■ WORK TO COMPLETE ■
Count every line in the entries that follow where the word "related" appears, then state only the total.

___ SOURCE RECORDS ___

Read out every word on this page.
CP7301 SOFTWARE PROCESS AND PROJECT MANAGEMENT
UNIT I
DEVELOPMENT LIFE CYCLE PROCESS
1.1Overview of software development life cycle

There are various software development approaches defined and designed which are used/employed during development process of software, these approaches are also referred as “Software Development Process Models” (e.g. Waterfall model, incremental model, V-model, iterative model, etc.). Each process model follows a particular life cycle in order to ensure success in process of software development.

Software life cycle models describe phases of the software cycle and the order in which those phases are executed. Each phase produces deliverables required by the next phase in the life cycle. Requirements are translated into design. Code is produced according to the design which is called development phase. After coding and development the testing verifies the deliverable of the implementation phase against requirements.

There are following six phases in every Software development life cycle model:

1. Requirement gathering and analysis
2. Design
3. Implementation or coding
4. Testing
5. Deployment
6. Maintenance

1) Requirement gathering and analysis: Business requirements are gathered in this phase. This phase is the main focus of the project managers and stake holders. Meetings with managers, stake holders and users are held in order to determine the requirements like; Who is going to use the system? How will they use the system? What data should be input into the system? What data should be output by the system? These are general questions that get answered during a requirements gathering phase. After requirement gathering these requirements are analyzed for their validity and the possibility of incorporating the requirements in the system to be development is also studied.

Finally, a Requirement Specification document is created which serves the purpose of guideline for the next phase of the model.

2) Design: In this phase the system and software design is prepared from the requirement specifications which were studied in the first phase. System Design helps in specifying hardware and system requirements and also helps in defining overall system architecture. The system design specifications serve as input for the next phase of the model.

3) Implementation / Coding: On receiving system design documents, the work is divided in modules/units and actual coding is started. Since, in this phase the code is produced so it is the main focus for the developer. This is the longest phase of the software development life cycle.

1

___
___ SOURCE RECORDS ___

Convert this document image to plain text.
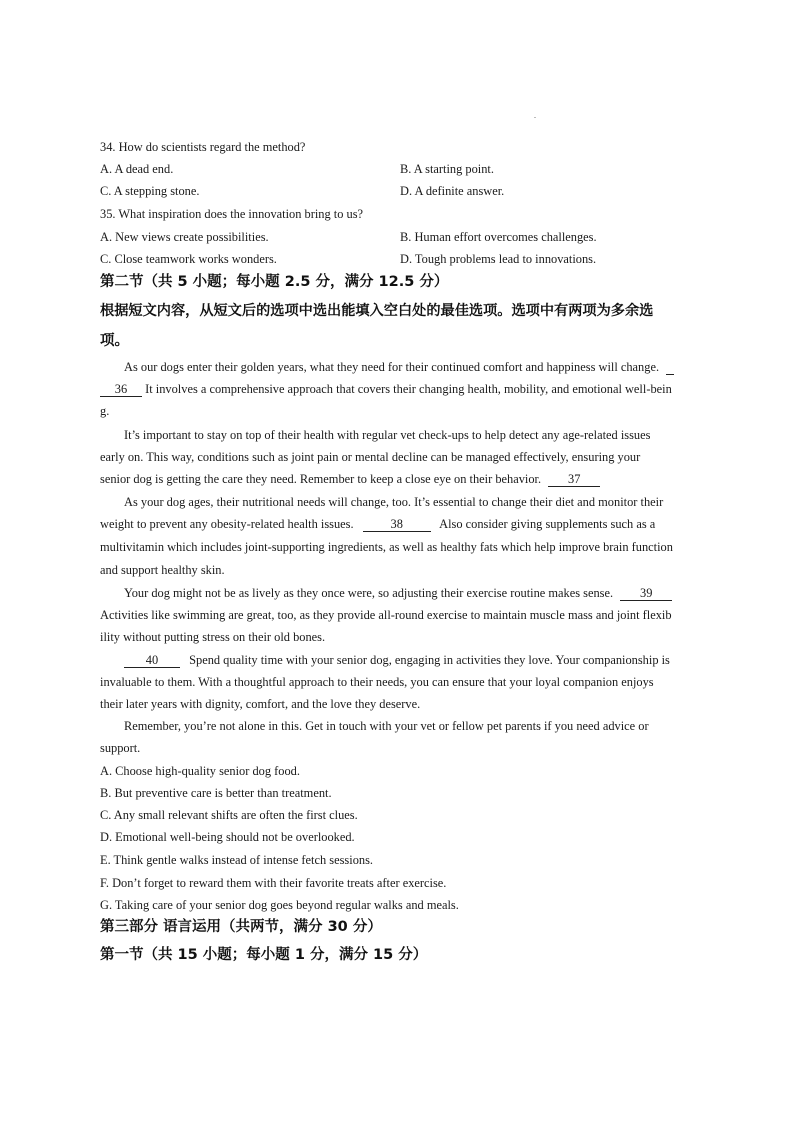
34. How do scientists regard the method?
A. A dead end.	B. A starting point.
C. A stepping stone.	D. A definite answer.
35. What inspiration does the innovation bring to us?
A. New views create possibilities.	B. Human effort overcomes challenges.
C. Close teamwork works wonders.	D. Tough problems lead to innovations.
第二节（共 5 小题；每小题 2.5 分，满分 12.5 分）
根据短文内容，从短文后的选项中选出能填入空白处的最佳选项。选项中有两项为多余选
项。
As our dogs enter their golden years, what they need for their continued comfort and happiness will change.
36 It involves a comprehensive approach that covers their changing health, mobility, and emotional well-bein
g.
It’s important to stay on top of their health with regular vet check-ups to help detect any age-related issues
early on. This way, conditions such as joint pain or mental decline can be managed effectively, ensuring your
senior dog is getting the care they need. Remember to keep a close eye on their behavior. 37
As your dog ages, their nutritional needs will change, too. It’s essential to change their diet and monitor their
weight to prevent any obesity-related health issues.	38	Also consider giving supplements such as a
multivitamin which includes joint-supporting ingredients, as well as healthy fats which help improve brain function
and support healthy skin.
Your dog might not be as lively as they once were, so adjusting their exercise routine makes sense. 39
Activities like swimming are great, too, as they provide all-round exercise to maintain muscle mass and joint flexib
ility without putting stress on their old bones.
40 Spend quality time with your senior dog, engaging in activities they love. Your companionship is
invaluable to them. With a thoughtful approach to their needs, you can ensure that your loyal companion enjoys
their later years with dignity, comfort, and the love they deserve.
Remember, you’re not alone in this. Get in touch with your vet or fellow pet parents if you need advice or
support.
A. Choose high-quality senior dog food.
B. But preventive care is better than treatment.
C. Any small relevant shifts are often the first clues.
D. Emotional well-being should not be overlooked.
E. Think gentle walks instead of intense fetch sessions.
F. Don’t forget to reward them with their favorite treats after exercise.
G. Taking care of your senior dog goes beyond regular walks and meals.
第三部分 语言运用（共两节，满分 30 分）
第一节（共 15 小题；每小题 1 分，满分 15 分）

___

■ SOLVED EXERCISE ■
2